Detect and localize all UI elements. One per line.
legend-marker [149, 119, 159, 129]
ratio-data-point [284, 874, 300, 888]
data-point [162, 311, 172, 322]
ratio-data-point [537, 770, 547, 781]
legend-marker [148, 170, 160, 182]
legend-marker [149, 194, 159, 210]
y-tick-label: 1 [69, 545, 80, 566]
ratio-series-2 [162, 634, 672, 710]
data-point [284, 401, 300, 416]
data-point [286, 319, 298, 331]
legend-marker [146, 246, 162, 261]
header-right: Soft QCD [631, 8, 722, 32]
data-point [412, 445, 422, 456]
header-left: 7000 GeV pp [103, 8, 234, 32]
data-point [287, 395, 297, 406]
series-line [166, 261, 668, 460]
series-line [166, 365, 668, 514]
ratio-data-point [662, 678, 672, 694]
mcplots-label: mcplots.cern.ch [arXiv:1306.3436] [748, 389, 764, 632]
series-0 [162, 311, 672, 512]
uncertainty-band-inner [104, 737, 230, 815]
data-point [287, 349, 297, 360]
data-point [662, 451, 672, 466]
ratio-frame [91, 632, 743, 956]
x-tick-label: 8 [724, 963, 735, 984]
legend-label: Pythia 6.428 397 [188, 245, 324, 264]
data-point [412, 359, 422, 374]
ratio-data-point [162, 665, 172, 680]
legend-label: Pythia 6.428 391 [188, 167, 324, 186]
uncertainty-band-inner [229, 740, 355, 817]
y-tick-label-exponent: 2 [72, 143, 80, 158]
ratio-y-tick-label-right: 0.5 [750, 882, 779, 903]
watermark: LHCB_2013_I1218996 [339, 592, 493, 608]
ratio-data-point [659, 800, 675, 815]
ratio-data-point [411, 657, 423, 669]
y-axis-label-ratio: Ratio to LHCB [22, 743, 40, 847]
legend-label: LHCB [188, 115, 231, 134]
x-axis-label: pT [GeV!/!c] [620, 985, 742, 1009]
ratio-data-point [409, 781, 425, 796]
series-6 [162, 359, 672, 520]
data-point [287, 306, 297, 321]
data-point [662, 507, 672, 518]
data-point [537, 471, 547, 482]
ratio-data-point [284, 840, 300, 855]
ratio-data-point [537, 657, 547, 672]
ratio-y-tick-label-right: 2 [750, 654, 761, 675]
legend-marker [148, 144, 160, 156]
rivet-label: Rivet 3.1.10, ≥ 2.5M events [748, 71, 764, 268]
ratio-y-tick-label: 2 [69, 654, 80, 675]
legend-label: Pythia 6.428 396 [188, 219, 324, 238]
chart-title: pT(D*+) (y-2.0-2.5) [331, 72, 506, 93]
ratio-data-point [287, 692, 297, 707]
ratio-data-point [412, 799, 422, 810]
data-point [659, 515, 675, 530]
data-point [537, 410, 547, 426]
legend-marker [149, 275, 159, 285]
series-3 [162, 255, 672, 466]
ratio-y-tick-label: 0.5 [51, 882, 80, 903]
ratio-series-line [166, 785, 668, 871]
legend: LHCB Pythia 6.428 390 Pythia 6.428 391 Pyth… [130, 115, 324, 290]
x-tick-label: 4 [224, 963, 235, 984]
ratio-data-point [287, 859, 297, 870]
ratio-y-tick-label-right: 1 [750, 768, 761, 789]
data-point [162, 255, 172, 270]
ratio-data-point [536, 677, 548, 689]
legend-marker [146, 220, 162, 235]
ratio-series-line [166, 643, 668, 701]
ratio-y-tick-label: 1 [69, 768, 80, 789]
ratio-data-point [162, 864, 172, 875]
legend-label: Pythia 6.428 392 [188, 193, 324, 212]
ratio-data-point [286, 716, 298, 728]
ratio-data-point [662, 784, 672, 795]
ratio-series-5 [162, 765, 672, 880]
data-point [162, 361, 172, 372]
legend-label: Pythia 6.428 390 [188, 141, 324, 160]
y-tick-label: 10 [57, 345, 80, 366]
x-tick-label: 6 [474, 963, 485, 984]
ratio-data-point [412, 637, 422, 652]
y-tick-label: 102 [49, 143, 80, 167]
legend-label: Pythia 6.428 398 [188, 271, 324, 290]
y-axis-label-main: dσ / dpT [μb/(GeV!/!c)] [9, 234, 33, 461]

----------------------------------------

> **Task to carry out**
Convert the listing above, from its first line through the line containing "x-tick-label: 8 [724, 963, 735, 984]" (both ends included), into a JSON list of strings with one string per line, skipping any blank lines.

> **The reply**
[
  "Detect and localize all UI elements. One per line.",
  "legend-marker [149, 119, 159, 129]",
  "ratio-data-point [284, 874, 300, 888]",
  "data-point [162, 311, 172, 322]",
  "ratio-data-point [537, 770, 547, 781]",
  "legend-marker [148, 170, 160, 182]",
  "legend-marker [149, 194, 159, 210]",
  "y-tick-label: 1 [69, 545, 80, 566]",
  "ratio-series-2 [162, 634, 672, 710]",
  "data-point [284, 401, 300, 416]",
  "data-point [286, 319, 298, 331]",
  "legend-marker [146, 246, 162, 261]",
  "header-right: Soft QCD [631, 8, 722, 32]",
  "data-point [412, 445, 422, 456]",
  "header-left: 7000 GeV pp [103, 8, 234, 32]",
  "data-point [287, 395, 297, 406]",
  "series-line [166, 261, 668, 460]",
  "series-line [166, 365, 668, 514]",
  "ratio-data-point [662, 678, 672, 694]",
  "mcplots-label: mcplots.cern.ch [arXiv:1306.3436] [748, 389, 764, 632]",
  "series-0 [162, 311, 672, 512]",
  "uncertainty-band-inner [104, 737, 230, 815]",
  "data-point [287, 349, 297, 360]",
  "data-point [662, 451, 672, 466]",
  "ratio-frame [91, 632, 743, 956]",
  "x-tick-label: 8 [724, 963, 735, 984]"
]